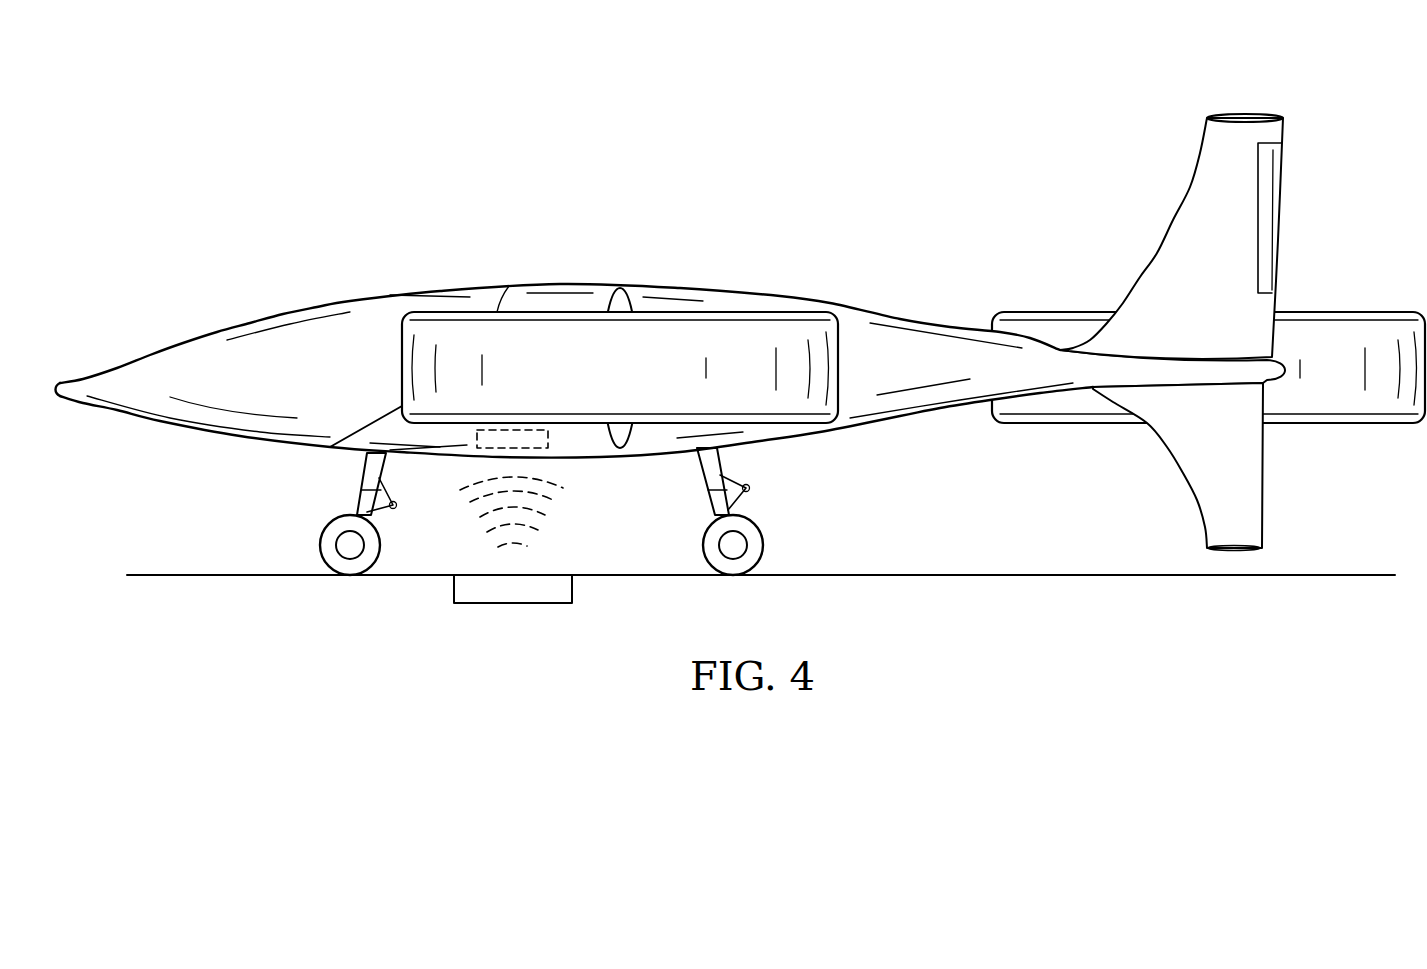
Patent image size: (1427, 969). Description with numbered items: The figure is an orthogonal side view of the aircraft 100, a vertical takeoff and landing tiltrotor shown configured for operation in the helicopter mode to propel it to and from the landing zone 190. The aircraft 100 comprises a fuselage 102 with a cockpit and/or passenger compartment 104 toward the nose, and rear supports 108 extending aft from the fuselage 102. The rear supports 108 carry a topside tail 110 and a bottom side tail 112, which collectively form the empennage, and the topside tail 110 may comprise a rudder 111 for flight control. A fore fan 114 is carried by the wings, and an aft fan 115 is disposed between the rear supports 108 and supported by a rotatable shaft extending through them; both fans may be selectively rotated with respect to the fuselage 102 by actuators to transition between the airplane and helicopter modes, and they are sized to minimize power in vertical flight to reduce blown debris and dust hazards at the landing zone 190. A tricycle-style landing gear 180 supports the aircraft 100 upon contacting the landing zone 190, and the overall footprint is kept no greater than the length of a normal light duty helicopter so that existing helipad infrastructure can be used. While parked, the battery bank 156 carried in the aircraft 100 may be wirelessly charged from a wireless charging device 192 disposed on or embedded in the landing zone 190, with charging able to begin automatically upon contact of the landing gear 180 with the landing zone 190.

The aircraft 100 is at (453, 124).
The fuselage 102 is at (780, 442).
The cockpit and/or passenger compartment 104 is at (350, 300).
The rear supports 108 is at (900, 286).
The topside tail 110 is at (1243, 112).
The rudder 111 is at (1272, 198).
The bottom side tail 112 is at (1264, 466).
The fore fan 114 is at (717, 303).
The aft fan 115 is at (1362, 303).
The battery bank 156 is at (517, 430).
The landing gear 180 is at (358, 503).
The landing zone 190 is at (935, 573).
The wireless charging device 192 is at (512, 604).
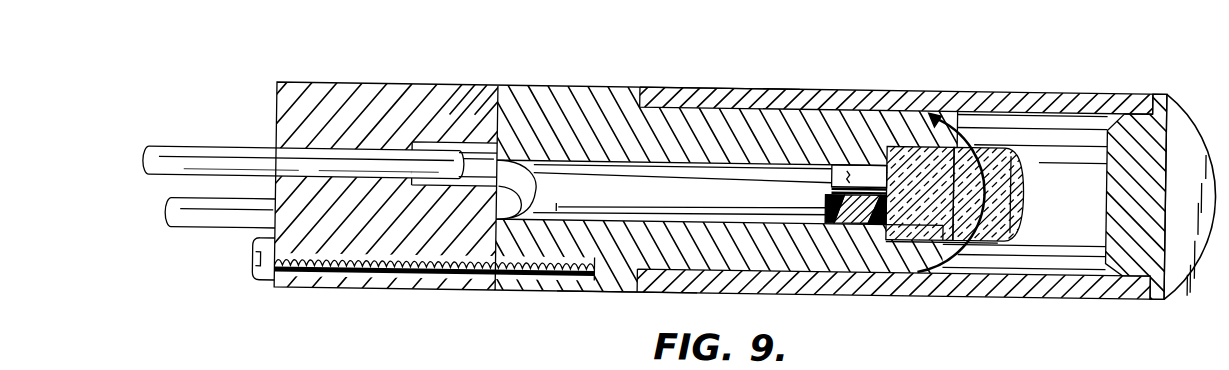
= = = = = = =
= EXERCISE DIRECTIONS =
Return all of the lines above word for word, without the pictures.

= RESULT OF THE EXERCISE =
Patent image size: (1427, 969). Description with numbered items: The figure is an orthogonal side view of the aircraft 100, a vertical takeoff and landing tiltrotor shown configured for operation in the helicopter mode to propel it to and from the landing zone 190. The aircraft 100 comprises a fuselage 102 with a cockpit and/or passenger compartment 104 toward the nose, and rear supports 108 extending aft from the fuselage 102. The rear supports 108 carry a topside tail 110 and a bottom side tail 112, which collectively form the empennage, and the topside tail 110 may comprise a rudder 111 for flight control. A fore fan 114 is carried by the wings, and an aft fan 115 is disposed between the rear supports 108 and supported by a rotatable shaft extending through them; both fans may be selectively rotated with respect to the fuselage 102 by actuators to transition between the airplane and helicopter modes, and they are sized to minimize power in vertical flight to reduce blown debris and dust hazards at the landing zone 190. A tricycle-style landing gear 180 supports the aircraft 100 upon contacting the landing zone 190, and the overall footprint is kept no greater than the length of a normal light duty helicopter so that existing helipad infrastructure can be used. While parked, the battery bank 156 carried in the aircraft 100 may be wirelessly charged from a wireless charging device 192 disposed on or embedded in the landing zone 190, with charging able to begin automatically upon contact of the landing gear 180 with the landing zone 190.

The aircraft 100 is at (453, 124).
The fuselage 102 is at (780, 442).
The cockpit and/or passenger compartment 104 is at (350, 300).
The rear supports 108 is at (900, 286).
The topside tail 110 is at (1243, 112).
The rudder 111 is at (1272, 198).
The bottom side tail 112 is at (1264, 466).
The fore fan 114 is at (717, 303).
The aft fan 115 is at (1362, 303).
The battery bank 156 is at (517, 430).
The landing gear 180 is at (358, 503).
The landing zone 190 is at (935, 573).
The wireless charging device 192 is at (512, 604).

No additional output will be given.